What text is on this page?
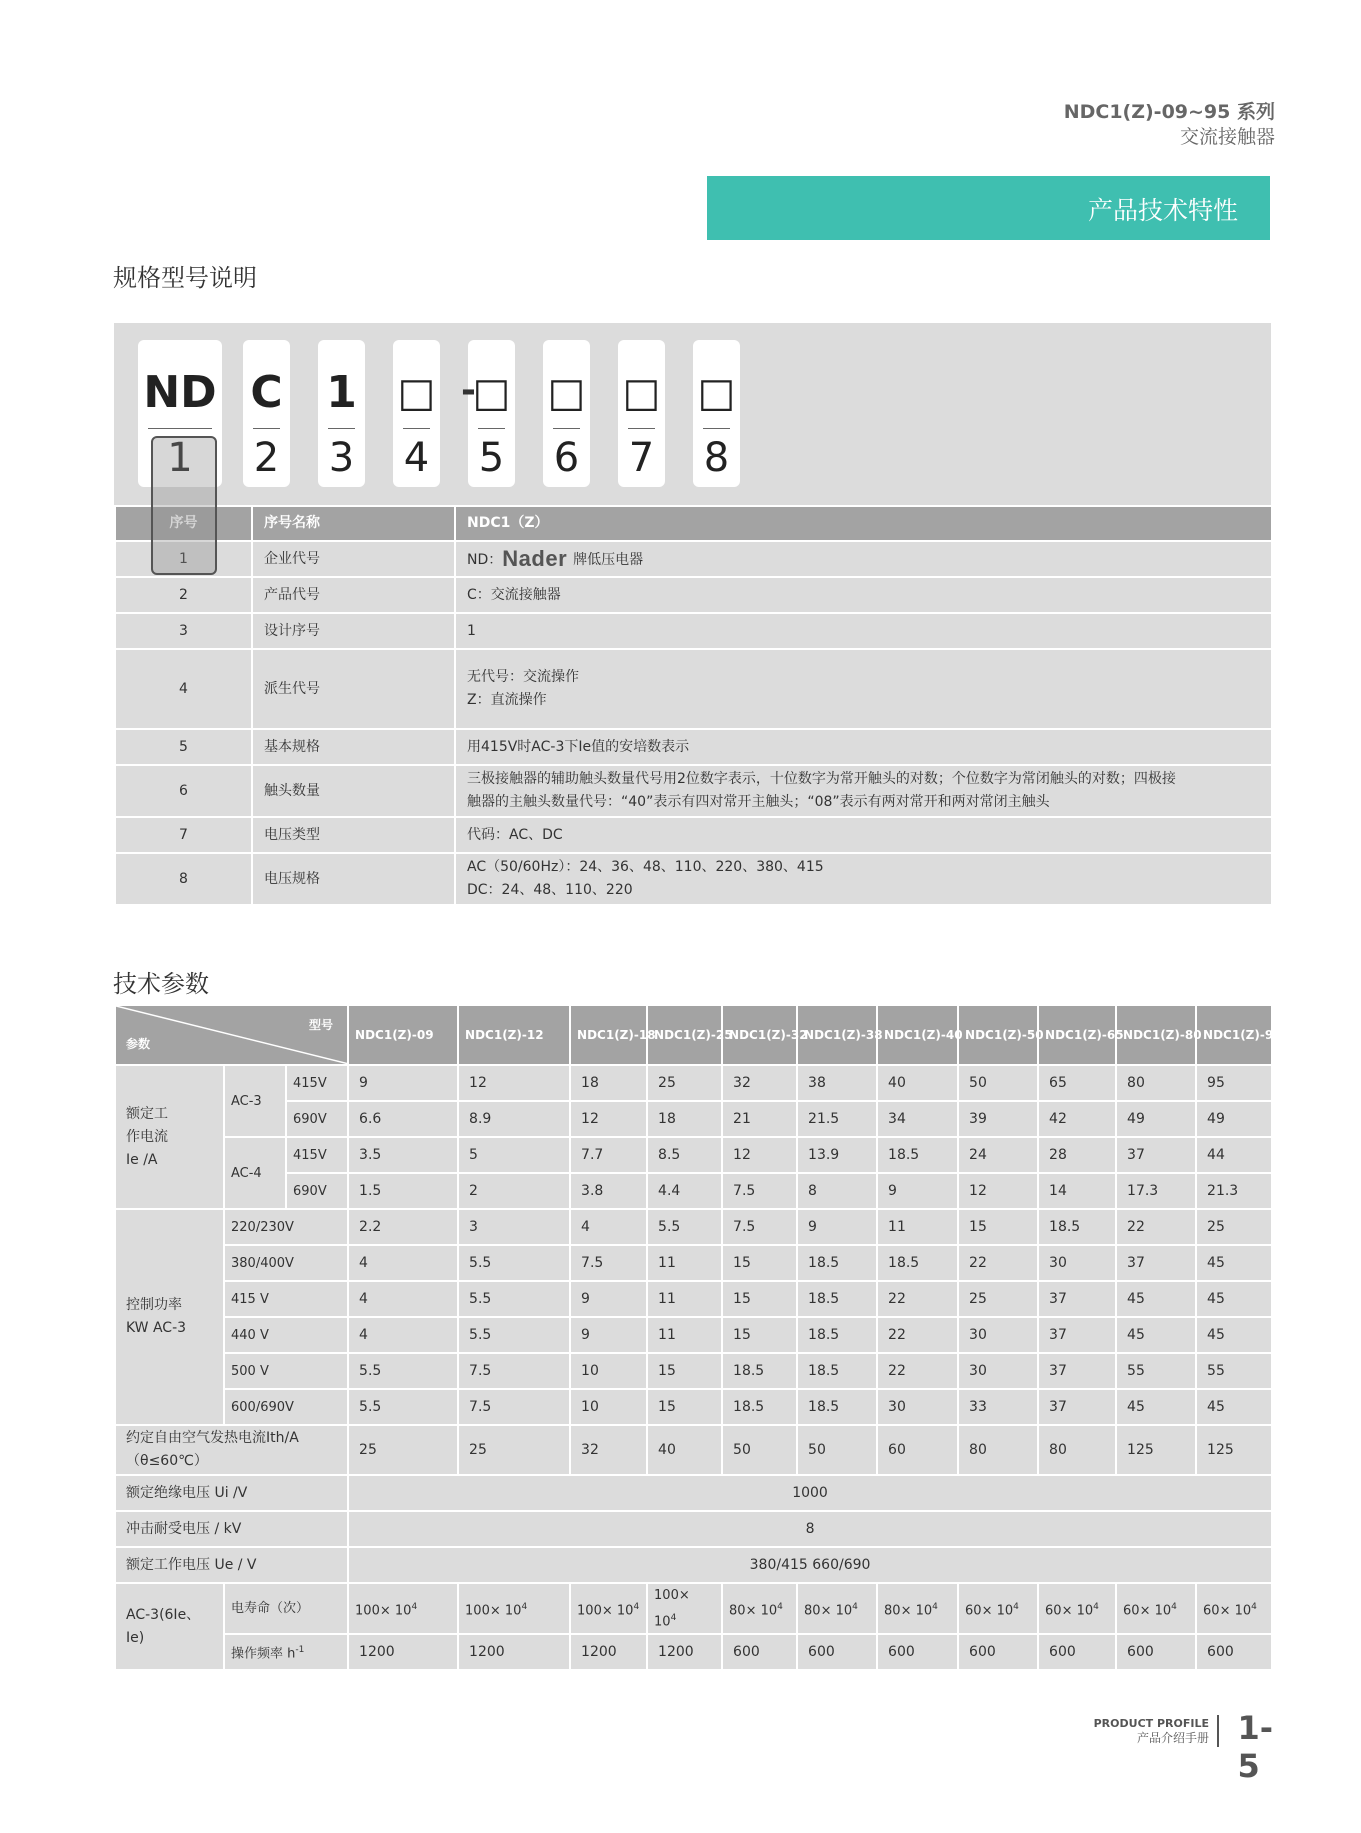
NDC1(Z)-09~95 系列
交流接触器
产品技术特性
规格型号说明
ND
1
C
2
1
3
□
4
□
5
□
6
□
7
□
8
-
序号	序号名称	NDC1（Z）
1	企业代号	ND：Nader 牌低压电器
2	产品代号	C：交流接触器

3	设计序号	1

4	派生代号	无代号：交流操作
Z：直流操作

5	基本规格	用415V时AC-3下Ie值的安培数表示

6	触头数量	三极接触器的辅助触头数量代号用2位数字表示，十位数字为常开触头的对数；个位数字为常闭触头的对数；四极接
触器的主触头数量代号：“40”表示有四对常开主触头；“08”表示有两对常开和两对常闭主触头

7	电压类型	代码：AC、DC

8	电压规格	AC（50/60Hz）：24、36、48、110、220、380、415
DC：24、48、110、220
技术参数
型号
参数			NDC1(Z)-09	NDC1(Z)-12	NDC1(Z)-18	NDC1(Z)-25	NDC1(Z)-32	NDC1(Z)-38	NDC1(Z)-40	NDC1(Z)-50	NDC1(Z)-65	NDC1(Z)-80	NDC1(Z)-95

额定工
作电流
Ie /A	AC-3	415V	9	12	18	25	32	38	40	50	65	80	95
		690V	6.6	8.9	12	18	21	21.5	34	39	42	49	49
	AC-4	415V	3.5	5	7.7	8.5	12	13.9	18.5	24	28	37	44
		690V	1.5	2	3.8	4.4	7.5	8	9	12	14	17.3	21.3

控制功率
KW AC-3	220/230V		2.2	3	4	5.5	7.5	9	11	15	18.5	22	25
	380/400V		4	5.5	7.5	11	15	18.5	18.5	22	30	37	45
	415 V		4	5.5	9	11	15	18.5	22	25	37	45	45
	440 V		4	5.5	9	11	15	18.5	22	30	37	45	45
	500 V		5.5	7.5	10	15	18.5	18.5	22	30	37	55	55
	600/690V		5.5	7.5	10	15	18.5	18.5	30	33	37	45	45

约定自由空气发热电流Ith/A
（θ≤60℃）			25	25	32	40	50	50	60	80	80	125	125
额定绝缘电压 Ui /V			1000										
冲击耐受电压 / kV			8										
额定工作电压 Ue / V			380/415 660/690										
AC-3(6Ie、Ie)	电寿命（次）		$100\times 10^4$	$100\times 10^4$	$100\times 10^4$	$100\times 10^4$	$80\times 10^4$	$80\times 10^4$	$80\times 10^4$	$60\times 10^4$	$60\times 10^4$	$60\times 10^4$	$60\times 10^4$
	操作频率 $h^{-1}$		1200	1200	1200	1200	600	600	600	600	600	600	600
PRODUCT PROFILE
产品介绍手册 1-5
■ ■ ■ ■
To be done :: Write out the data precisely as given, excluding the pictures.

Reply to the task ::
What text is on this page?
NDC1(Z)-09~95 系列
交流接触器
产品技术特性
规格型号说明
ND
1
C
2
1
3
□
4
□
5
□
6
□
7
□
8
-
序号	序号名称	NDC1（Z）
1	企业代号	ND：Nader 牌低压电器
2	产品代号	C：交流接触器

3	设计序号	1

4	派生代号	无代号：交流操作
Z：直流操作

5	基本规格	用415V时AC-3下Ie值的安培数表示

6	触头数量	三极接触器的辅助触头数量代号用2位数字表示，十位数字为常开触头的对数；个位数字为常闭触头的对数；四极接
触器的主触头数量代号：“40”表示有四对常开主触头；“08”表示有两对常开和两对常闭主触头

7	电压类型	代码：AC、DC

8	电压规格	AC（50/60Hz）：24、36、48、110、220、380、415
DC：24、48、110、220
技术参数
型号
参数			NDC1(Z)-09	NDC1(Z)-12	NDC1(Z)-18	NDC1(Z)-25	NDC1(Z)-32	NDC1(Z)-38	NDC1(Z)-40	NDC1(Z)-50	NDC1(Z)-65	NDC1(Z)-80	NDC1(Z)-95

额定工
作电流
Ie /A	AC-3	415V	9	12	18	25	32	38	40	50	65	80	95
		690V	6.6	8.9	12	18	21	21.5	34	39	42	49	49
	AC-4	415V	3.5	5	7.7	8.5	12	13.9	18.5	24	28	37	44
		690V	1.5	2	3.8	4.4	7.5	8	9	12	14	17.3	21.3

控制功率
KW AC-3	220/230V		2.2	3	4	5.5	7.5	9	11	15	18.5	22	25
	380/400V		4	5.5	7.5	11	15	18.5	18.5	22	30	37	45
	415 V		4	5.5	9	11	15	18.5	22	25	37	45	45
	440 V		4	5.5	9	11	15	18.5	22	30	37	45	45
	500 V		5.5	7.5	10	15	18.5	18.5	22	30	37	55	55
	600/690V		5.5	7.5	10	15	18.5	18.5	30	33	37	45	45

约定自由空气发热电流Ith/A
（θ≤60℃）			25	25	32	40	50	50	60	80	80	125	125
额定绝缘电压 Ui /V			1000										
冲击耐受电压 / kV			8										
额定工作电压 Ue / V			380/415 660/690										
AC-3(6Ie、Ie)	电寿命（次）		$100\times 10^4$	$100\times 10^4$	$100\times 10^4$	$100\times 10^4$	$80\times 10^4$	$80\times 10^4$	$80\times 10^4$	$60\times 10^4$	$60\times 10^4$	$60\times 10^4$	$60\times 10^4$
	操作频率 $h^{-1}$		1200	1200	1200	1200	600	600	600	600	600	600	600
PRODUCT PROFILE
产品介绍手册 1-5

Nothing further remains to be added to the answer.